__AIM__.
Find the lines in these entries that include the word "toggle" and state how many there are, with no other words.

---

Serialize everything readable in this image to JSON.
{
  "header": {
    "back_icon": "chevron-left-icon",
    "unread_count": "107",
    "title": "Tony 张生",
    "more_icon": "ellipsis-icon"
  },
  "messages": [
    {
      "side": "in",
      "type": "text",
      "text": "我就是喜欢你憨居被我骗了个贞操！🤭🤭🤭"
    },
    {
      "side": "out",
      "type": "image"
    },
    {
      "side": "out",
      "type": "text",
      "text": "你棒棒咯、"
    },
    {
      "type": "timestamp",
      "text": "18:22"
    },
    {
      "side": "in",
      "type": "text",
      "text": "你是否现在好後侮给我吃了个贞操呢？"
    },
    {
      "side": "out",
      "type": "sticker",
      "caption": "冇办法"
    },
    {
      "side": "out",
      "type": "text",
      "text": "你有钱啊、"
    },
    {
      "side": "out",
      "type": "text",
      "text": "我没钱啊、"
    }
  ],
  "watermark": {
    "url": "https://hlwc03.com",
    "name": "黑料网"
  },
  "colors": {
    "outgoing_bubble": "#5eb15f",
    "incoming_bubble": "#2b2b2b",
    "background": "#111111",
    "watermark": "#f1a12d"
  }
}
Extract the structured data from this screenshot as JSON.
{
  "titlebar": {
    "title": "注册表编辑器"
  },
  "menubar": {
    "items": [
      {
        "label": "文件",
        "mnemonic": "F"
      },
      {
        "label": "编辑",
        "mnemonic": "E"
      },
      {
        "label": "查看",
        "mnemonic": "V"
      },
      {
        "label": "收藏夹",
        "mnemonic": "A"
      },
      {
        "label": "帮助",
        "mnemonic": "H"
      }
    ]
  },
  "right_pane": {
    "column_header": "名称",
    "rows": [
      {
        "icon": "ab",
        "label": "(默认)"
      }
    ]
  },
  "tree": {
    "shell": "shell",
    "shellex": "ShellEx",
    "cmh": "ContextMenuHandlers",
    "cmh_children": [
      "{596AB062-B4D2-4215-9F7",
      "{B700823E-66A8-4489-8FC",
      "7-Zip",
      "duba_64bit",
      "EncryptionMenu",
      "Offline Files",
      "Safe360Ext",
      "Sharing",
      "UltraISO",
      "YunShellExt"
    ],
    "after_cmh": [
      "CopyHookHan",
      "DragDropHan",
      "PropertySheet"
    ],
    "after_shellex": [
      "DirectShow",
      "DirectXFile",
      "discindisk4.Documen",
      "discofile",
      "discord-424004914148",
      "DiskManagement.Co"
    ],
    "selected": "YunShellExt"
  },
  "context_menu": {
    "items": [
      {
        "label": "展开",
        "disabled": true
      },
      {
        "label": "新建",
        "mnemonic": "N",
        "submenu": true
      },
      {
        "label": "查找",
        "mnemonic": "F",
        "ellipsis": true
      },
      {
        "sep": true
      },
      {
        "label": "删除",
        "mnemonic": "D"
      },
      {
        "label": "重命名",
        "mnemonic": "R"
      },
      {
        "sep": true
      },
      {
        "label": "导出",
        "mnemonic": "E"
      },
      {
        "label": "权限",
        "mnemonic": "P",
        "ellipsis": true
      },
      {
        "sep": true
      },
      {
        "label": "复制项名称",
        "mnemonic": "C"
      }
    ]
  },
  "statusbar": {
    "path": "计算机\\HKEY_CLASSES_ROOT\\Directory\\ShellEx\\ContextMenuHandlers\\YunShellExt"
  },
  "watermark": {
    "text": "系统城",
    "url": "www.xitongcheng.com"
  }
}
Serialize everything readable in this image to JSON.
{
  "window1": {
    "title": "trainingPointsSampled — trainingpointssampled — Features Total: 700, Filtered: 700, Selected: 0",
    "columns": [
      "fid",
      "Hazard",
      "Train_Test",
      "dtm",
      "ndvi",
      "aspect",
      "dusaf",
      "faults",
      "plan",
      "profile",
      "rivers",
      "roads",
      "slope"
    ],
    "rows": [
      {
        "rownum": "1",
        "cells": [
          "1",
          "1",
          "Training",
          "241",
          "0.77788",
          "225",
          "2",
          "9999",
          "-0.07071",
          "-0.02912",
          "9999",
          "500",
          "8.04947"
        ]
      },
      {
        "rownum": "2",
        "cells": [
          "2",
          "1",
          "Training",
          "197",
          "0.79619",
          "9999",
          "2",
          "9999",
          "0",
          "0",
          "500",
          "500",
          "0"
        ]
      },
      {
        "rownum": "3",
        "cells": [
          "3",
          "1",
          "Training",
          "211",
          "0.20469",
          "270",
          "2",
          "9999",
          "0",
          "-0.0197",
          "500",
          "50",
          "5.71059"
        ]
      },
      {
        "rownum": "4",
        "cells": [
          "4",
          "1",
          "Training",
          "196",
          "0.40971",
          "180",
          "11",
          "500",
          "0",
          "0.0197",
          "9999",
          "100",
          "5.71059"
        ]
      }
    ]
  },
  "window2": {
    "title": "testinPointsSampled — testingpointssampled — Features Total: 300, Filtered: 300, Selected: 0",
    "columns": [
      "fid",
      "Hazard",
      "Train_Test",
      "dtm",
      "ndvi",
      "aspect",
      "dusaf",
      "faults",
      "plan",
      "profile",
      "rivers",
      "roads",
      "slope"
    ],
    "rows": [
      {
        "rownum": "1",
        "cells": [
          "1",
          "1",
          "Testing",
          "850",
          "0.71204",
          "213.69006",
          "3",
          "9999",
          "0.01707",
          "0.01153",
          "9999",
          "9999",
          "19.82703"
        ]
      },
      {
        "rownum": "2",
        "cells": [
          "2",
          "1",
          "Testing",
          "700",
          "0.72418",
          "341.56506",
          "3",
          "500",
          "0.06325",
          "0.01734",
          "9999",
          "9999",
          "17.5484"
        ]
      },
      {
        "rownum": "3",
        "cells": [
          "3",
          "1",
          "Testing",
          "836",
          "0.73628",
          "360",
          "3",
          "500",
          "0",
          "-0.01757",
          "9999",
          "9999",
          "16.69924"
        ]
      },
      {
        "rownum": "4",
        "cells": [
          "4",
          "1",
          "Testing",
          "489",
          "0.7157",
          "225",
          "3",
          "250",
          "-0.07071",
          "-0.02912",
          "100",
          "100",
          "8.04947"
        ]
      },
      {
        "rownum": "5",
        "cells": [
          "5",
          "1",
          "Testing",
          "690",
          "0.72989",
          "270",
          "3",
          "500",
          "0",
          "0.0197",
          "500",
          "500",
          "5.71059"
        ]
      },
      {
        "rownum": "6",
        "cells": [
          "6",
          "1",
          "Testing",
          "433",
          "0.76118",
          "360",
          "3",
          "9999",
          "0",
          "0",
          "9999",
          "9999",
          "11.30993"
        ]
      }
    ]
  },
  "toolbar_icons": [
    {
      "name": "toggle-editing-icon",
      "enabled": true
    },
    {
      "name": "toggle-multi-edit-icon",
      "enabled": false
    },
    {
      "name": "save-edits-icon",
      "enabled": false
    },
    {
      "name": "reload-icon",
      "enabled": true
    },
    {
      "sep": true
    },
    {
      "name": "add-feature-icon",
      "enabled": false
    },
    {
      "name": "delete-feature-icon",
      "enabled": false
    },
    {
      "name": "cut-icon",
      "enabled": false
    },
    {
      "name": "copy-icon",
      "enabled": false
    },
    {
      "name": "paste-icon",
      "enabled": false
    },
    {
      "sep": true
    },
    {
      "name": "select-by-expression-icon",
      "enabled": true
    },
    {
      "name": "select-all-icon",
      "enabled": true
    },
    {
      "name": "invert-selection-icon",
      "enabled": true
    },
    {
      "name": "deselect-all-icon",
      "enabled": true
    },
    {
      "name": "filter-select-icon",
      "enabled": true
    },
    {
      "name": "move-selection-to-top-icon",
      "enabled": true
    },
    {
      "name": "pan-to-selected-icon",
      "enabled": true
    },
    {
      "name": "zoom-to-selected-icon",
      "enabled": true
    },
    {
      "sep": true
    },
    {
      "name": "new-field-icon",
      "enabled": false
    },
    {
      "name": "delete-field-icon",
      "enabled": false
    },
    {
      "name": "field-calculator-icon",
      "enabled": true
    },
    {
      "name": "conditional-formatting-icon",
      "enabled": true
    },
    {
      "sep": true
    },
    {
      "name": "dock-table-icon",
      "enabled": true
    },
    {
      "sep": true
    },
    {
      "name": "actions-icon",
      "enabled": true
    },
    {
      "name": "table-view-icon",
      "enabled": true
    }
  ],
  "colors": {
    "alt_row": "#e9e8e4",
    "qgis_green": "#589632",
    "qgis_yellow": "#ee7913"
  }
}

---

__SOLUTION FOR THIS TASK__.
2